Items listed in a dataset
■ ■ ■
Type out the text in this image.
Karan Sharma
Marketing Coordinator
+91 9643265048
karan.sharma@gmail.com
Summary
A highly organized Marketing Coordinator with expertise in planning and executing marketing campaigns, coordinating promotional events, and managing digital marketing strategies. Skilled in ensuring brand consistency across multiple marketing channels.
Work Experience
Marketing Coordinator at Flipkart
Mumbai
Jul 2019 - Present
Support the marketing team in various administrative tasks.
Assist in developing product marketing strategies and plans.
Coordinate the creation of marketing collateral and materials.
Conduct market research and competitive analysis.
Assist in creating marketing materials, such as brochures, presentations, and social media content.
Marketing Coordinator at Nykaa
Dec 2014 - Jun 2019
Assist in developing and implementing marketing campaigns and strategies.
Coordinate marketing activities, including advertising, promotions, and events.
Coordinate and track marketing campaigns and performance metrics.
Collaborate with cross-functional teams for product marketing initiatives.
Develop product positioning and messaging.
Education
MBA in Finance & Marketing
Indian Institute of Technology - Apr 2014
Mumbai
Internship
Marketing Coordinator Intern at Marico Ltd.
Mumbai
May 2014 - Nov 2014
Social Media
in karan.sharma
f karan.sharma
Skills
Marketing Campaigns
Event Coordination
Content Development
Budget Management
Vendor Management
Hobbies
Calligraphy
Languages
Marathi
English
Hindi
■ ■ ■
**REQUIREMENTS:** Repeat the data in its entirety, character for character.

**REPLY TO THE EXERCISE:**
Type out the text in this image.
Karan Sharma
Marketing Coordinator
+91 9643265048
karan.sharma@gmail.com
Summary
A highly organized Marketing Coordinator with expertise in planning and executing marketing campaigns, coordinating promotional events, and managing digital marketing strategies. Skilled in ensuring brand consistency across multiple marketing channels.
Work Experience
Marketing Coordinator at Flipkart
Mumbai
Jul 2019 - Present
Support the marketing team in various administrative tasks.
Assist in developing product marketing strategies and plans.
Coordinate the creation of marketing collateral and materials.
Conduct market research and competitive analysis.
Assist in creating marketing materials, such as brochures, presentations, and social media content.
Marketing Coordinator at Nykaa
Dec 2014 - Jun 2019
Assist in developing and implementing marketing campaigns and strategies.
Coordinate marketing activities, including advertising, promotions, and events.
Coordinate and track marketing campaigns and performance metrics.
Collaborate with cross-functional teams for product marketing initiatives.
Develop product positioning and messaging.
Education
MBA in Finance & Marketing
Indian Institute of Technology - Apr 2014
Mumbai
Internship
Marketing Coordinator Intern at Marico Ltd.
Mumbai
May 2014 - Nov 2014
Social Media
in karan.sharma
f karan.sharma
Skills
Marketing Campaigns
Event Coordination
Content Development
Budget Management
Vendor Management
Hobbies
Calligraphy
Languages
Marathi
English
Hindi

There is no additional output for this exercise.